Work required ->
In the listing below, locate the lines bearing the word "JSON". Copy every one of them.

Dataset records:
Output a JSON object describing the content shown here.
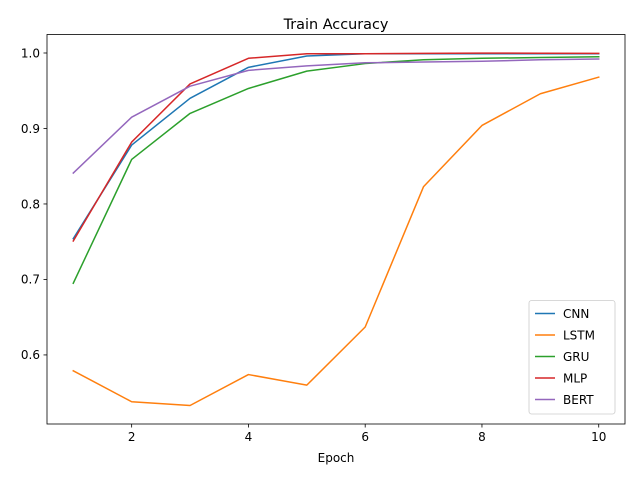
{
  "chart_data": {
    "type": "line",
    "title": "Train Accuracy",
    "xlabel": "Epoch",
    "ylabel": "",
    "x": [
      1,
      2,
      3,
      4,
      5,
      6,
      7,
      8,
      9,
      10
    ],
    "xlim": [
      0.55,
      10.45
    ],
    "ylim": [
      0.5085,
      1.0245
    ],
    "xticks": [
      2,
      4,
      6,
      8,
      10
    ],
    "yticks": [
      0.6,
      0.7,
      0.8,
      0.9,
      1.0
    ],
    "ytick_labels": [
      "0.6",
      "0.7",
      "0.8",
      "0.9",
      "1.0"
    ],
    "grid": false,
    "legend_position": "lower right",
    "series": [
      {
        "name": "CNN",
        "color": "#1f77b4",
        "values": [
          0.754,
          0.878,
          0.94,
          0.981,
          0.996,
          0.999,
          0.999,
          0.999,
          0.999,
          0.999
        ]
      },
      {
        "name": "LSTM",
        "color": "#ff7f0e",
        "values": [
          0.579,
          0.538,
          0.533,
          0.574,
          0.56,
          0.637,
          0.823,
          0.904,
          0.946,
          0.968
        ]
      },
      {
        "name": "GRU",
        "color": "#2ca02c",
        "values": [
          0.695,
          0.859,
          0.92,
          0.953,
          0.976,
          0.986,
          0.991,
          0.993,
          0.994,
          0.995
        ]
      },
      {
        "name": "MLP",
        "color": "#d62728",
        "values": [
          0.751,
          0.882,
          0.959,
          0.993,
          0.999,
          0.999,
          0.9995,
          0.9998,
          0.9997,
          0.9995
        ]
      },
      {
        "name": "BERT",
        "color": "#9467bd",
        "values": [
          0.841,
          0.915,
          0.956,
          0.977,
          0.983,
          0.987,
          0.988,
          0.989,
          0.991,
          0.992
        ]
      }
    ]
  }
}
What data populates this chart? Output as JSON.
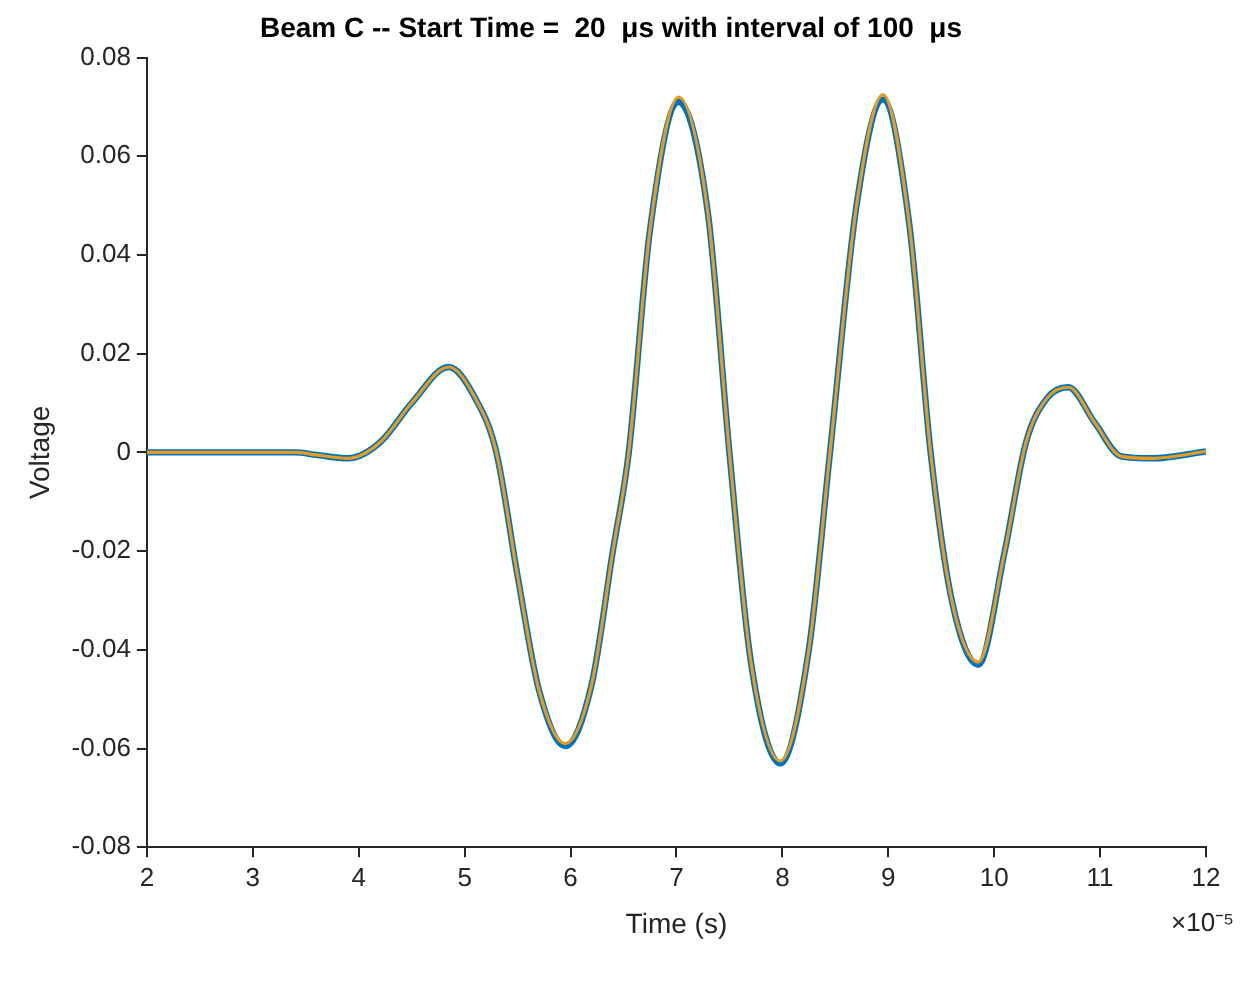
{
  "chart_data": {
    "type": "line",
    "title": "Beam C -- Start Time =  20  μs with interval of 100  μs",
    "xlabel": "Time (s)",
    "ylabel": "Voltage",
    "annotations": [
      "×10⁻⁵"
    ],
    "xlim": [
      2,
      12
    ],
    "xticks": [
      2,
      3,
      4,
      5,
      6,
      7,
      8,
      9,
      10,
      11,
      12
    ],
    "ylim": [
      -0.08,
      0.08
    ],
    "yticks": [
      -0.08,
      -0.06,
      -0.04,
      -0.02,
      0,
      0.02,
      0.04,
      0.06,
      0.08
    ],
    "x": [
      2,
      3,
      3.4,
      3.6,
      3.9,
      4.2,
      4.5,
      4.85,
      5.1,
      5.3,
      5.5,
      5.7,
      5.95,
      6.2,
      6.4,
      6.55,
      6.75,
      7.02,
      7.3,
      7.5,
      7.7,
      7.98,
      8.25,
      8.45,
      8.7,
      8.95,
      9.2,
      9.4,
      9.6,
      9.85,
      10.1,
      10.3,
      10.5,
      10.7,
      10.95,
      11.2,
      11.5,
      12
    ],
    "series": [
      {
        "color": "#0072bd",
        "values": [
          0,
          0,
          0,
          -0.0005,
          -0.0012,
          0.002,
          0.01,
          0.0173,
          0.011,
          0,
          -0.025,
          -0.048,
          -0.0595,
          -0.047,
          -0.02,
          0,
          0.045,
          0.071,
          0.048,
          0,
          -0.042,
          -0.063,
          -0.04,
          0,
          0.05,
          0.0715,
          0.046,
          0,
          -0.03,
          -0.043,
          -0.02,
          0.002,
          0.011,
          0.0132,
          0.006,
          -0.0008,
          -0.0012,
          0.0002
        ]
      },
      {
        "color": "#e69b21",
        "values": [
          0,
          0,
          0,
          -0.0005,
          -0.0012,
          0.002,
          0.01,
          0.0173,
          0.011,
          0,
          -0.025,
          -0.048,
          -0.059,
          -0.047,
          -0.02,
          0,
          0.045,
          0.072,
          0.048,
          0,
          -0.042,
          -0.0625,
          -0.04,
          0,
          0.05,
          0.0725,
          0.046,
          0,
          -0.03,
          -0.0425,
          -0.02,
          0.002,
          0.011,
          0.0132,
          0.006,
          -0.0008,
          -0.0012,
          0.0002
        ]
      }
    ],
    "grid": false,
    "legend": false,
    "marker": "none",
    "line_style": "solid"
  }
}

---

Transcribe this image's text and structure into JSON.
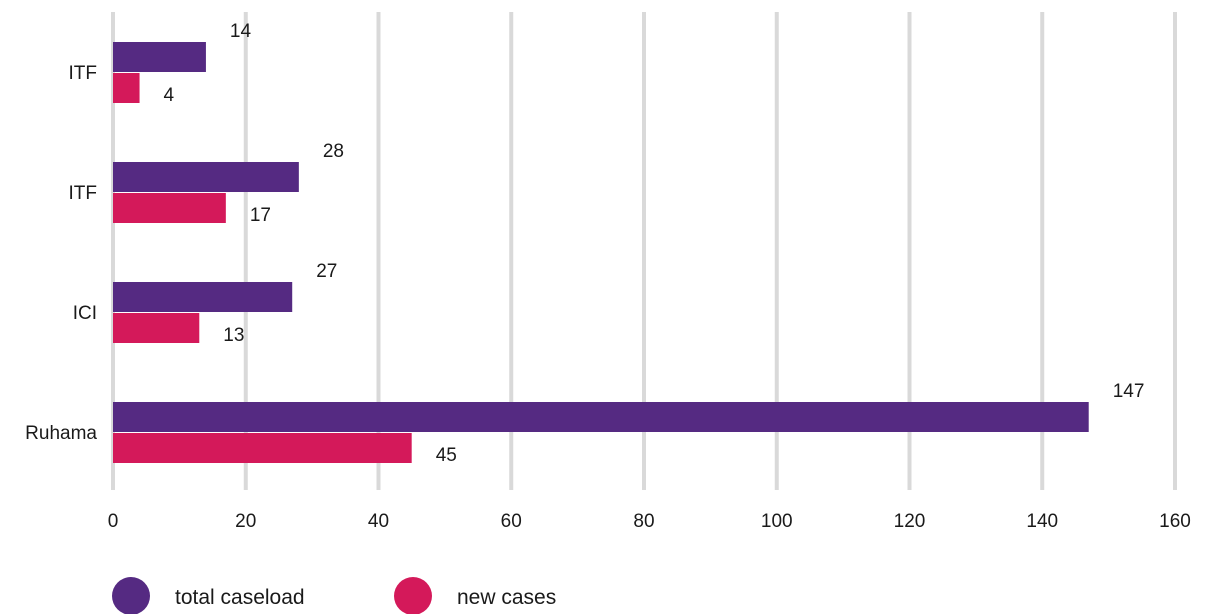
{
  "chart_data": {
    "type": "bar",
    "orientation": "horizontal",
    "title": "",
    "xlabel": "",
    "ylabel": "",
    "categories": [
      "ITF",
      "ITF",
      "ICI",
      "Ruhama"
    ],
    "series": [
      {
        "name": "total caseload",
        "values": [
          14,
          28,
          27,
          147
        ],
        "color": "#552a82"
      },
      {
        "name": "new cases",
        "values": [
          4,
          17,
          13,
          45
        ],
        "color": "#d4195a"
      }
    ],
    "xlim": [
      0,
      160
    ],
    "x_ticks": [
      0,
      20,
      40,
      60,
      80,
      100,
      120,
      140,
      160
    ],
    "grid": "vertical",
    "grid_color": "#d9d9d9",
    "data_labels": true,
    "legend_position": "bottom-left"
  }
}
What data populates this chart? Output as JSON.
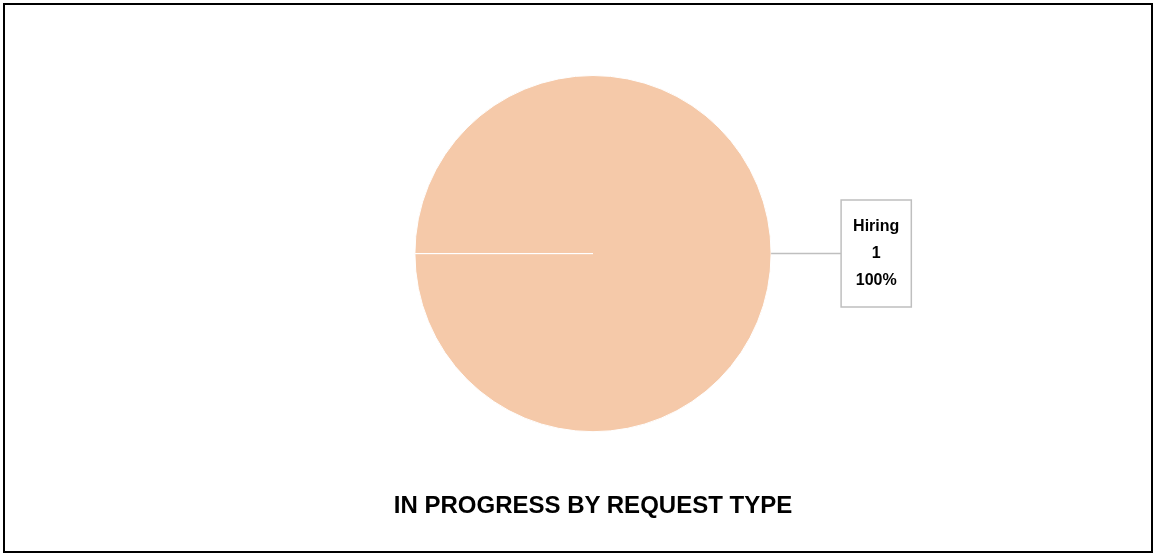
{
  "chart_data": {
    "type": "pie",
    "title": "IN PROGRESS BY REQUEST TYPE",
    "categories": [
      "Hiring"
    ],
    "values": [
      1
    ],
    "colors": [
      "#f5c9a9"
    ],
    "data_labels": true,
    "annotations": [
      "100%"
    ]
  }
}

Complete output ->
Output a JSON object describing the content shown here.
What data populates this chart? Output as JSON.
Transcribe this image's text and structure into JSON.
What data populates this chart? Output as JSON.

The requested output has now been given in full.